__WHAT YOU WILL DO__. Can you output the material exactly as written, minus any pictures it holds?

__RECORD LIST__.
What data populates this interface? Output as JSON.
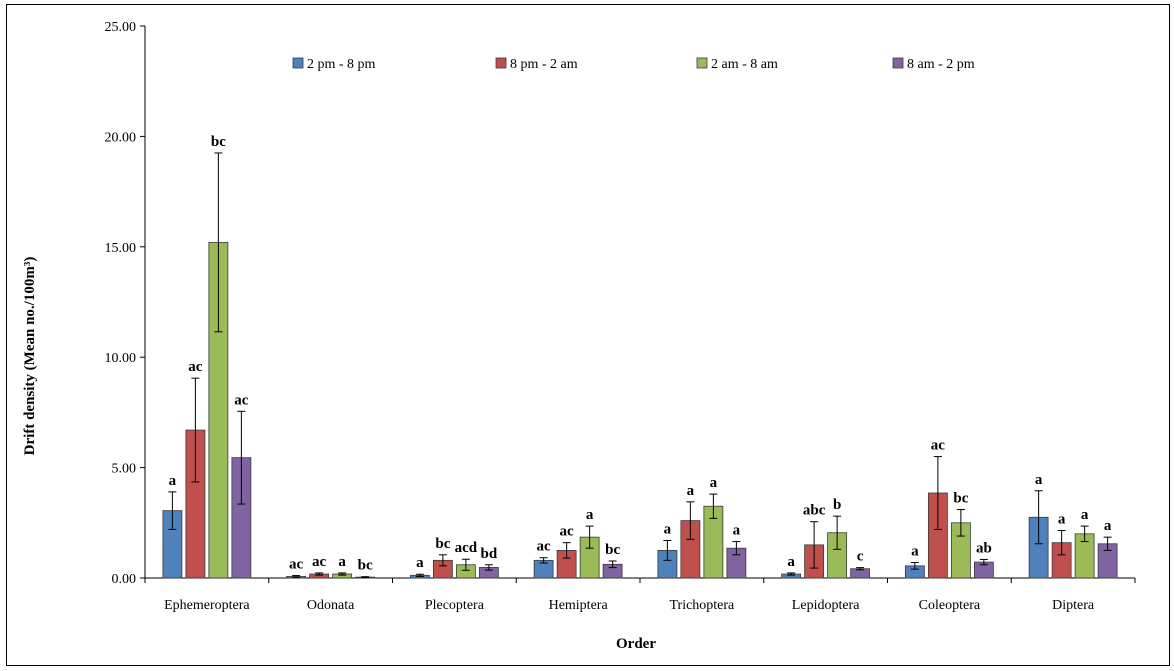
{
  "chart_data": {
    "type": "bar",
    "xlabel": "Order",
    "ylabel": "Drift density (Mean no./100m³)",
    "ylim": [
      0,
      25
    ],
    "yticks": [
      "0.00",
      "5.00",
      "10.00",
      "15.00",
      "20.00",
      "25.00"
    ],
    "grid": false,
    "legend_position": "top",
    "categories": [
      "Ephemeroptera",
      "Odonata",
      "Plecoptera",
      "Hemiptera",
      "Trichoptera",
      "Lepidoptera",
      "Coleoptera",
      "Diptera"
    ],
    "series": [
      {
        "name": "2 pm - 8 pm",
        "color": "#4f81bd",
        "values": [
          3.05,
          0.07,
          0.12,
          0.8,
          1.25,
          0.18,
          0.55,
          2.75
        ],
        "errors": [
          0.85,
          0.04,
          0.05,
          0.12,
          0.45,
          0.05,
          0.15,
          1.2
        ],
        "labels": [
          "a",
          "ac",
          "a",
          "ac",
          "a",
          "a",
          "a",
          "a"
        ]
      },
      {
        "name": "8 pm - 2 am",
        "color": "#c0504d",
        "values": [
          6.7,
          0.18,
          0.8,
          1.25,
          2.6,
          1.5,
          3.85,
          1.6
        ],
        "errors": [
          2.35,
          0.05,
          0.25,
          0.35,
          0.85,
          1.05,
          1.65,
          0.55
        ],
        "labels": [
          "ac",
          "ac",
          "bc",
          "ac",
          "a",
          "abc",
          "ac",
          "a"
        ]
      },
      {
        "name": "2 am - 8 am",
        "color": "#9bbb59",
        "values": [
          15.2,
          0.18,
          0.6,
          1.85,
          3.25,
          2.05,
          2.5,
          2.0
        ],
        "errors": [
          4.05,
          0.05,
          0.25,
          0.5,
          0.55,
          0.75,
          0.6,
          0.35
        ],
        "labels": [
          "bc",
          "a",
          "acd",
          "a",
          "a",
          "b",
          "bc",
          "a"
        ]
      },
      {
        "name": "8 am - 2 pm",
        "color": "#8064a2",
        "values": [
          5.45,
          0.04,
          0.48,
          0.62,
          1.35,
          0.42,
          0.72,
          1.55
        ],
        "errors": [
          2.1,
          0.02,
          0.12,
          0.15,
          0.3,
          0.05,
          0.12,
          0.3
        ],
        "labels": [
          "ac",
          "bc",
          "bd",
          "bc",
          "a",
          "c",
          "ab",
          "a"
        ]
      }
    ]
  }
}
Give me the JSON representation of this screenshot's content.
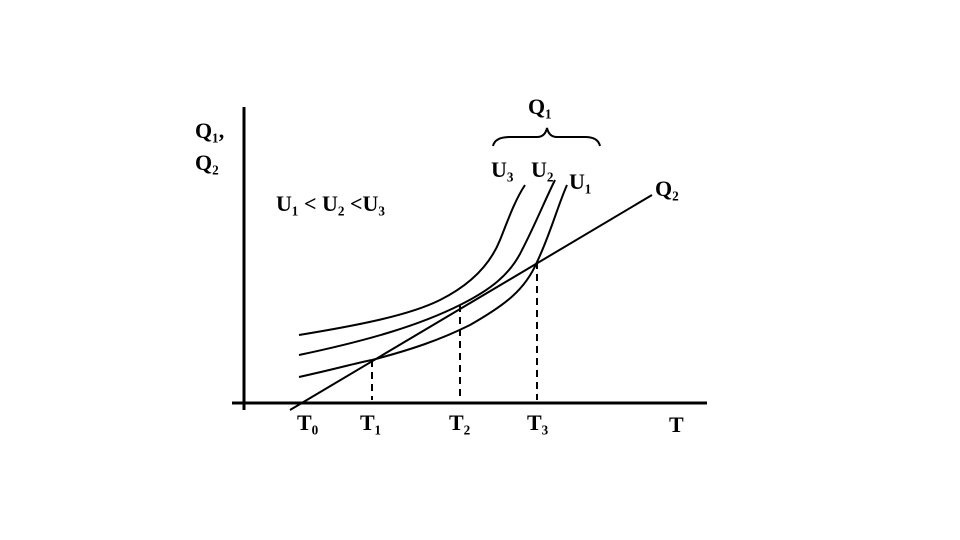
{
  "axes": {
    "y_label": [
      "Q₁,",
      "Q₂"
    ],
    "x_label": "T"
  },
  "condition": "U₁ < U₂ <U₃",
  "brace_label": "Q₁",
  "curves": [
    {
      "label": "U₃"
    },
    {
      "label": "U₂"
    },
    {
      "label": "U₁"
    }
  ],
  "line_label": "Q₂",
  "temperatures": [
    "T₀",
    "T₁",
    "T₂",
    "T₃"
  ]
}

__THE ANSWER__.
What data populates this interface? Output as JSON.
{
  "chart_data": {
    "type": "bar",
    "xlabel": "Order",
    "ylabel": "Drift density (Mean no./100m³)",
    "ylim": [
      0,
      25
    ],
    "yticks": [
      "0.00",
      "5.00",
      "10.00",
      "15.00",
      "20.00",
      "25.00"
    ],
    "grid": false,
    "legend_position": "top",
    "categories": [
      "Ephemeroptera",
      "Odonata",
      "Plecoptera",
      "Hemiptera",
      "Trichoptera",
      "Lepidoptera",
      "Coleoptera",
      "Diptera"
    ],
    "series": [
      {
        "name": "2 pm - 8 pm",
        "color": "#4f81bd",
        "values": [
          3.05,
          0.07,
          0.12,
          0.8,
          1.25,
          0.18,
          0.55,
          2.75
        ],
        "errors": [
          0.85,
          0.04,
          0.05,
          0.12,
          0.45,
          0.05,
          0.15,
          1.2
        ],
        "labels": [
          "a",
          "ac",
          "a",
          "ac",
          "a",
          "a",
          "a",
          "a"
        ]
      },
      {
        "name": "8 pm - 2 am",
        "color": "#c0504d",
        "values": [
          6.7,
          0.18,
          0.8,
          1.25,
          2.6,
          1.5,
          3.85,
          1.6
        ],
        "errors": [
          2.35,
          0.05,
          0.25,
          0.35,
          0.85,
          1.05,
          1.65,
          0.55
        ],
        "labels": [
          "ac",
          "ac",
          "bc",
          "ac",
          "a",
          "abc",
          "ac",
          "a"
        ]
      },
      {
        "name": "2 am - 8 am",
        "color": "#9bbb59",
        "values": [
          15.2,
          0.18,
          0.6,
          1.85,
          3.25,
          2.05,
          2.5,
          2.0
        ],
        "errors": [
          4.05,
          0.05,
          0.25,
          0.5,
          0.55,
          0.75,
          0.6,
          0.35
        ],
        "labels": [
          "bc",
          "a",
          "acd",
          "a",
          "a",
          "b",
          "bc",
          "a"
        ]
      },
      {
        "name": "8 am - 2 pm",
        "color": "#8064a2",
        "values": [
          5.45,
          0.04,
          0.48,
          0.62,
          1.35,
          0.42,
          0.72,
          1.55
        ],
        "errors": [
          2.1,
          0.02,
          0.12,
          0.15,
          0.3,
          0.05,
          0.12,
          0.3
        ],
        "labels": [
          "ac",
          "bc",
          "bd",
          "bc",
          "a",
          "c",
          "ab",
          "a"
        ]
      }
    ]
  }
}
Give me the JSON representation of this screenshot's content.
{
  "axes": {
    "y_label": [
      "Q₁,",
      "Q₂"
    ],
    "x_label": "T"
  },
  "condition": "U₁ < U₂ <U₃",
  "brace_label": "Q₁",
  "curves": [
    {
      "label": "U₃"
    },
    {
      "label": "U₂"
    },
    {
      "label": "U₁"
    }
  ],
  "line_label": "Q₂",
  "temperatures": [
    "T₀",
    "T₁",
    "T₂",
    "T₃"
  ]
}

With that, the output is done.